• What to do
A – Answer these from the financial regulation essay, one line each:
(i) Which law does the writer want reinstated, and what year is given for it?
(ii) What unemployment rate did the bank stress tests use in their worst case scenario?
(iii) In the coach driver story, how close to the drop-off did the second man say he would drive?
B – Turn the paragraph of the financial regulation essay that begins "I have two suggestions for starters" into a short bulleted list that keeps its main facts.

• Page text
● ● ● ● ● ● ●
But improving the leadership of the regulatory community won’t help if a future Administration’s policy is to turn a blind eye to abuses, or if agency budgets are continually reduced. And useful measurement tools won’t correct the fundamental flaw of regulation: Regulations are great for controlling old problems, but they seldom if ever prevent new problems from emerging or control them when they do.

We need some fundamental changes to “the way the game is played” in capitalism, akin to those that restrained monopolies a century ago. Surely the maintaining the health of the financial system today is at least as important as restraining Standard Oil was then.

I have two suggestions for starters. First, I would limit the market share of any bank, hedge fund, etc., so that individual failures would not threaten the overall system. We’ve had banks get bigger, not smaller, since last year. And of course I’d reinstate Glass-Steagall (1933) in a Wall Street minute!

Second, I would mandate that large financial entities be licensed and managed as “limited liability partnerships” rather than corporations. (A hybrid form to include shareholders is not beyond the imagination of policy-makers and law school professors.)

Such an entity would require that the senior staff, those making more than, say, $1 million per year in salary and bonus combined, would be personally liable for any losses and any damages and remain so for a period of perhaps ten years after leaving the firm.

Rather than fight a losing battle over executive pay caps, I’d like to see the Masters of the Universe have some “skin in the game.” A lot of skin.

Drivin’ close to the mountain

One of my father’s favorite stories – meant to instruct as well as entertain – was about the Irish lord interviewing candidates for coach driver. He asked each, “And if the English were coming, and you had my family in the coach and had to hurry down the mountain, how close to the edge of the road would you drive?”

The first man said he’d drive as close as a yard to the drop-off below. The second man, wanting the job, said he’d drive to within a foot. The third man said, “Sure, and I’d be drivin’ as close to the mountain side of the road as I could, yr Lordship!”

The third man got the job.

This came to mind yesterday when listening to Marketplace on NPR. Tess Vigeland said, “Three hundred and forty-five thousand people lost their jobs last month. Now the pace of layoffs is slowing, but the Labor Department reports the unemployment rate now stands at 9.4 percent. Want to hear the scary part? Well remember those bank stress tests? The unemployment rate used in their so-called “Worst Case Scenario” was a mere 8.9 percent. Oops.”

That raised a flag for me, because for months unemployment has been predicted to rise to over 10 percent in 2009.
● ● ● ● ● ● ●
• Data lines
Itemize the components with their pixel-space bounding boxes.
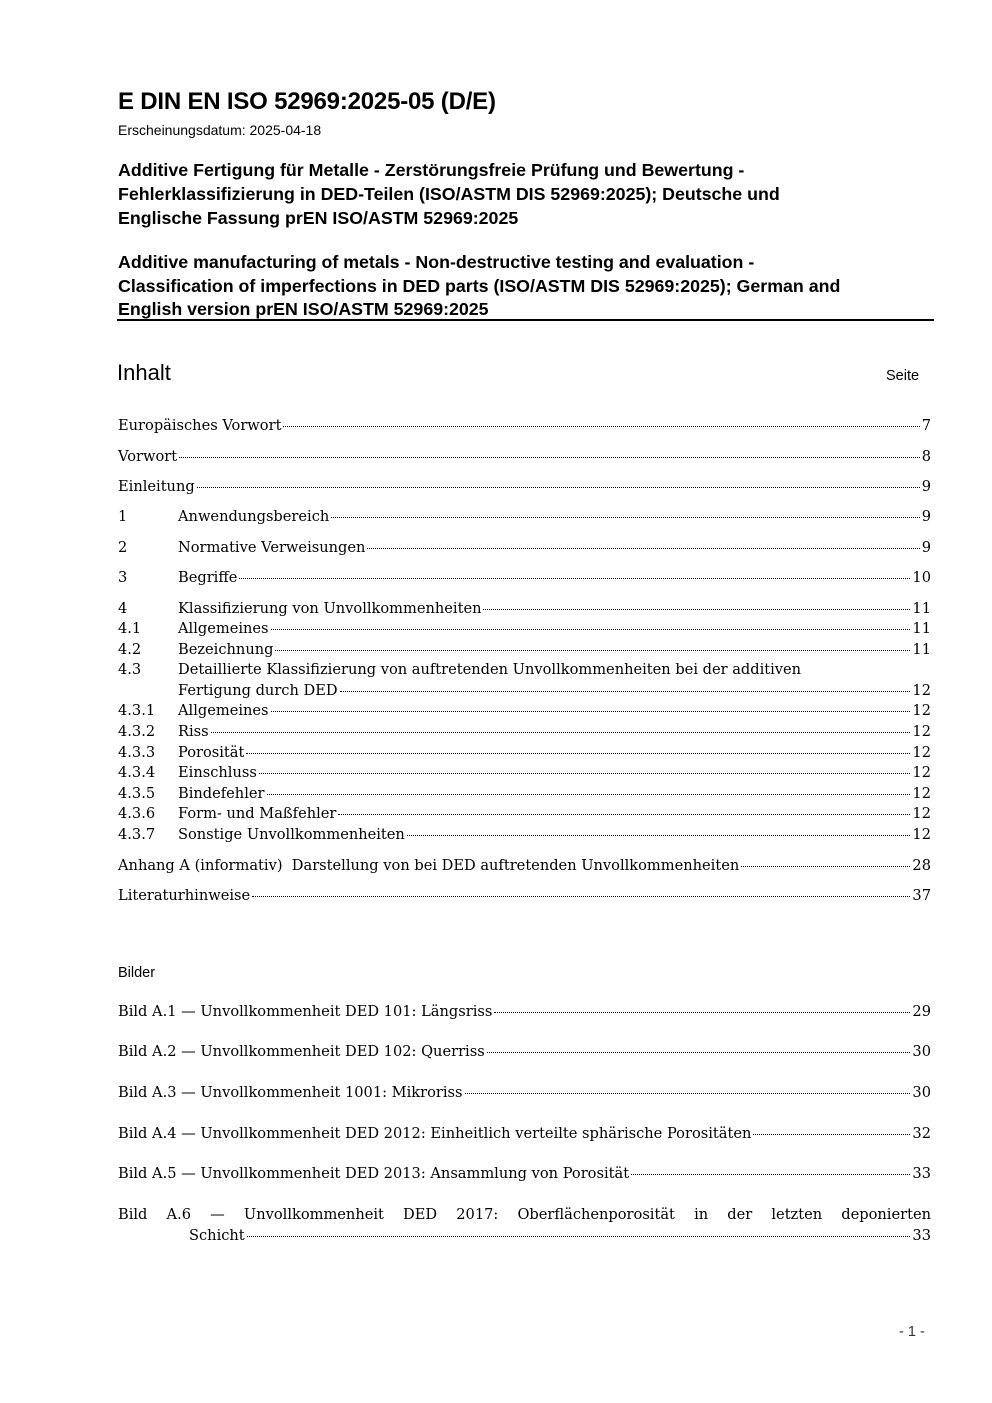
● ● ● ● ● ● ●
• Final results
A –
(i) Glass-Steagall, 1933.
(ii) 8.9 percent.
(iii) Within a foot.

B –
- Two suggestions to start with; the first follows.
- Cap the market share of any bank, hedge fund, or similar firm so that no single failure threatens the whole system.
- Banks have grown bigger, not smaller, since last year.
- Reinstate Glass-Steagall (1933) right away.